→ Work to complete:
The entries below should be output exactly as written.
======== Supplied entries ========
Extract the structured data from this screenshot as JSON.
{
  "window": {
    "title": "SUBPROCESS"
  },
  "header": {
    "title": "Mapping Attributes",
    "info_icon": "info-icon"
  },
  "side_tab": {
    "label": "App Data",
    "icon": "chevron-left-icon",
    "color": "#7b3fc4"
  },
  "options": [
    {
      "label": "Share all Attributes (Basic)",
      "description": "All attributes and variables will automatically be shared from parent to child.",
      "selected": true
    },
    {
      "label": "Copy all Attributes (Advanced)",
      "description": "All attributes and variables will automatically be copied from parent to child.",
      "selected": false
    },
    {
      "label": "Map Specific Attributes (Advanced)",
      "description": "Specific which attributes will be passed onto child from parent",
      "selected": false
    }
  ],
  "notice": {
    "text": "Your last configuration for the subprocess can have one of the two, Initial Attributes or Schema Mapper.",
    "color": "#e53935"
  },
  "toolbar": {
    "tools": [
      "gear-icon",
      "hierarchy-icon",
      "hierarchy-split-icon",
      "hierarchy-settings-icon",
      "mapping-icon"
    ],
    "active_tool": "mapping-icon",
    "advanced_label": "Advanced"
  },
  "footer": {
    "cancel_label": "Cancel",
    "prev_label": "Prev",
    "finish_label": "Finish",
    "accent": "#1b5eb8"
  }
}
========
→ Task result:
Extract the structured data from this screenshot as JSON.
{
  "window": {
    "title": "SUBPROCESS"
  },
  "header": {
    "title": "Mapping Attributes",
    "info_icon": "info-icon"
  },
  "side_tab": {
    "label": "App Data",
    "icon": "chevron-left-icon",
    "color": "#7b3fc4"
  },
  "options": [
    {
      "label": "Share all Attributes (Basic)",
      "description": "All attributes and variables will automatically be shared from parent to child.",
      "selected": true
    },
    {
      "label": "Copy all Attributes (Advanced)",
      "description": "All attributes and variables will automatically be copied from parent to child.",
      "selected": false
    },
    {
      "label": "Map Specific Attributes (Advanced)",
      "description": "Specific which attributes will be passed onto child from parent",
      "selected": false
    }
  ],
  "notice": {
    "text": "Your last configuration for the subprocess can have one of the two, Initial Attributes or Schema Mapper.",
    "color": "#e53935"
  },
  "toolbar": {
    "tools": [
      "gear-icon",
      "hierarchy-icon",
      "hierarchy-split-icon",
      "hierarchy-settings-icon",
      "mapping-icon"
    ],
    "active_tool": "mapping-icon",
    "advanced_label": "Advanced"
  },
  "footer": {
    "cancel_label": "Cancel",
    "prev_label": "Prev",
    "finish_label": "Finish",
    "accent": "#1b5eb8"
  }
}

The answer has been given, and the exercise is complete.